▶ _THE EXERCISE_: In the entries below, find the lines with the word "this" and copy them.
· · · ·
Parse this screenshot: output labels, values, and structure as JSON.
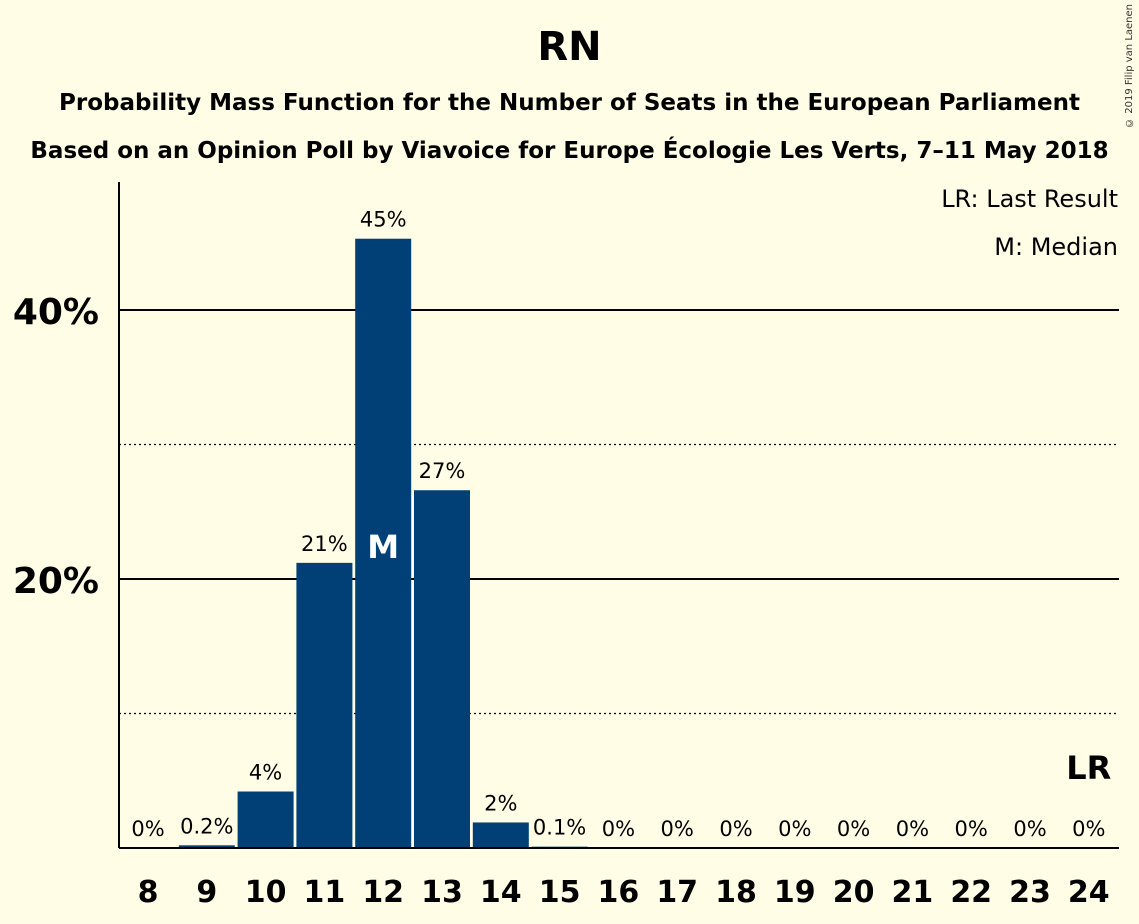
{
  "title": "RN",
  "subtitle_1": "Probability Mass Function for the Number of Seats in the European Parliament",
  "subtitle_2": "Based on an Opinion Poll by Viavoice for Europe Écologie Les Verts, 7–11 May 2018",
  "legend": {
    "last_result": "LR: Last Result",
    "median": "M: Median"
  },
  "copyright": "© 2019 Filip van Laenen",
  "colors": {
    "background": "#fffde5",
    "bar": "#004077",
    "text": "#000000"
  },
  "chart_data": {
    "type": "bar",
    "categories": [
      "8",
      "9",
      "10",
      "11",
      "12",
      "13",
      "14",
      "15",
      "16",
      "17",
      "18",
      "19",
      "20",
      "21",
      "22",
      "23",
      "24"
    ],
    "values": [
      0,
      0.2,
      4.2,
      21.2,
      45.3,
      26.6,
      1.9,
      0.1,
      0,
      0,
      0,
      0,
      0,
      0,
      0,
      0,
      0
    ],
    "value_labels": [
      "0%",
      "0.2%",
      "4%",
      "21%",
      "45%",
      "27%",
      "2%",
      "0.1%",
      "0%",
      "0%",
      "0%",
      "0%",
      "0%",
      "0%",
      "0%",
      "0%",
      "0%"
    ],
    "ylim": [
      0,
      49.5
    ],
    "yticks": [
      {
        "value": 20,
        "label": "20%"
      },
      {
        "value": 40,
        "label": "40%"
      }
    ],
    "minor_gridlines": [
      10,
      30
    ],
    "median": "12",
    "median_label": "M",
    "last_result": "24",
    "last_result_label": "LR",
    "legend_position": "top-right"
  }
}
· · · ·
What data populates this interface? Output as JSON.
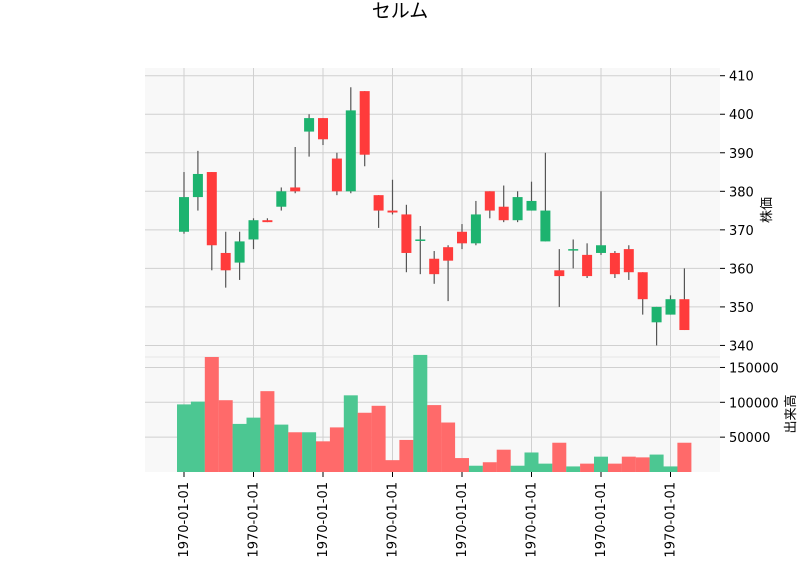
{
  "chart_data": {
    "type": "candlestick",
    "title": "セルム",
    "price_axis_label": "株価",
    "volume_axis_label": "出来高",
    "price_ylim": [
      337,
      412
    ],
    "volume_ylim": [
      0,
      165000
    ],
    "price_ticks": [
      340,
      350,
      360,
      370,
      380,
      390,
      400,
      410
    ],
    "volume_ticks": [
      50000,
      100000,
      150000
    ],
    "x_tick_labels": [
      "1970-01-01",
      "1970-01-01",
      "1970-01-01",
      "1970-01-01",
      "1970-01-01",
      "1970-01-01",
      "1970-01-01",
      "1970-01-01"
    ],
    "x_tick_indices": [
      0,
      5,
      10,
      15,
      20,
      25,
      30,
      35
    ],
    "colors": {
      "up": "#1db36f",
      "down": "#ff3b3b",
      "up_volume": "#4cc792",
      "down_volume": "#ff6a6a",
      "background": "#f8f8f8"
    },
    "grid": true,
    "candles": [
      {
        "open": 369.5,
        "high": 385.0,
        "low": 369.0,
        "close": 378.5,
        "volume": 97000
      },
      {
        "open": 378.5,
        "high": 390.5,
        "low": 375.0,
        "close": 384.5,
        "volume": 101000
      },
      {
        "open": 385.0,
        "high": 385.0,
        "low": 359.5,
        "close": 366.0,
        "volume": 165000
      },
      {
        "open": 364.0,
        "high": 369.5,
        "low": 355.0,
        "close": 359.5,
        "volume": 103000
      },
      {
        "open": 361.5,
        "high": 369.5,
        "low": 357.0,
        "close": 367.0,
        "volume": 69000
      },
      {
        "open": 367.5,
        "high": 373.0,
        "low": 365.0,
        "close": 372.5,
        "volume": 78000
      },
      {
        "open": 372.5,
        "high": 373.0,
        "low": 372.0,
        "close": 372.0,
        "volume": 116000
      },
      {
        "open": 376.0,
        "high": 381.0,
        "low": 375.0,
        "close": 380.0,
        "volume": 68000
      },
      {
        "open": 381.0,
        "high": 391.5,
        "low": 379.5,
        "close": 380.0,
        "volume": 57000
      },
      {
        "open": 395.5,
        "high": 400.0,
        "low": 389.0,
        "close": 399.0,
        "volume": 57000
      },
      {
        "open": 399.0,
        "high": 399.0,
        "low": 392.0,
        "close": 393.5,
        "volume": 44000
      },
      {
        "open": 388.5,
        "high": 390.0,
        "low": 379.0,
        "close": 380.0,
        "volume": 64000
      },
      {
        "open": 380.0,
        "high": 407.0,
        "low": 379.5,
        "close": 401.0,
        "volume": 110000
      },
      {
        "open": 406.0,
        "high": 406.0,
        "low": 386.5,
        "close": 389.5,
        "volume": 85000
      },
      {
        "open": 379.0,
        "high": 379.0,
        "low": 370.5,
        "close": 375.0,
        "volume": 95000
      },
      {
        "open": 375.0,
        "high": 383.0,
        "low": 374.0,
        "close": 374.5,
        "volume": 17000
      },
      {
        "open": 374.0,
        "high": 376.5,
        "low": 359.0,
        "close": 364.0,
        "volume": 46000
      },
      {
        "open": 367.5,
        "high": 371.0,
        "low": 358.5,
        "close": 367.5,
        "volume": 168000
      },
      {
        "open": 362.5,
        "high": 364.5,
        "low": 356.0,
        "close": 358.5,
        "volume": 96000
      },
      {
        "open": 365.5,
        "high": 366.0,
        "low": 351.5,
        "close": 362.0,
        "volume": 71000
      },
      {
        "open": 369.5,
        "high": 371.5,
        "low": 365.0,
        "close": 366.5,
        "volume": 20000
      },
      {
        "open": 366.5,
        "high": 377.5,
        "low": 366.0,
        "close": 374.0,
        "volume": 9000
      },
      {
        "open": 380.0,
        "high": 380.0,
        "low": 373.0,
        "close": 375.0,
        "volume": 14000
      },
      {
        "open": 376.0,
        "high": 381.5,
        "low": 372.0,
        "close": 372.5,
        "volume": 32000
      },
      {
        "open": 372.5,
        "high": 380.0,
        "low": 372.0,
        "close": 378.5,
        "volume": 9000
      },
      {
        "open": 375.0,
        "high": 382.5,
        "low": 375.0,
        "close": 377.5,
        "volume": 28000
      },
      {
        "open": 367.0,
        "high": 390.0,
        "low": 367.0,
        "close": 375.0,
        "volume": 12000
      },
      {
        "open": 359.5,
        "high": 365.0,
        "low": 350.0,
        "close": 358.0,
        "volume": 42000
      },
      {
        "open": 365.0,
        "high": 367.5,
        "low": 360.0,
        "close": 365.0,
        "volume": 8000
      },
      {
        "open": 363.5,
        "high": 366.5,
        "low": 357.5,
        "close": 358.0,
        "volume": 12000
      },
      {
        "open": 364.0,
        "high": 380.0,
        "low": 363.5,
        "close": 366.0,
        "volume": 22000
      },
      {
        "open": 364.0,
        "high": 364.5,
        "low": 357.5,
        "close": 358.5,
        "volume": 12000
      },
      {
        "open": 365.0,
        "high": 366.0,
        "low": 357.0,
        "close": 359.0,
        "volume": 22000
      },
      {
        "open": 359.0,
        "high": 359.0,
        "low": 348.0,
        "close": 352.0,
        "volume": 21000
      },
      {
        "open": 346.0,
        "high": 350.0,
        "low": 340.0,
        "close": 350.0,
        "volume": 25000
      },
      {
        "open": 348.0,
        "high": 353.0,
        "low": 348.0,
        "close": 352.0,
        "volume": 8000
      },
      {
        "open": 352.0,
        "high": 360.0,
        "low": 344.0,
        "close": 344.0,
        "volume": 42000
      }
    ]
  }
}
· · · ·
▶ _RESULT_:
Parse this screenshot: output labels, values, and structure as JSON.
What data populates this interface? Output as JSON.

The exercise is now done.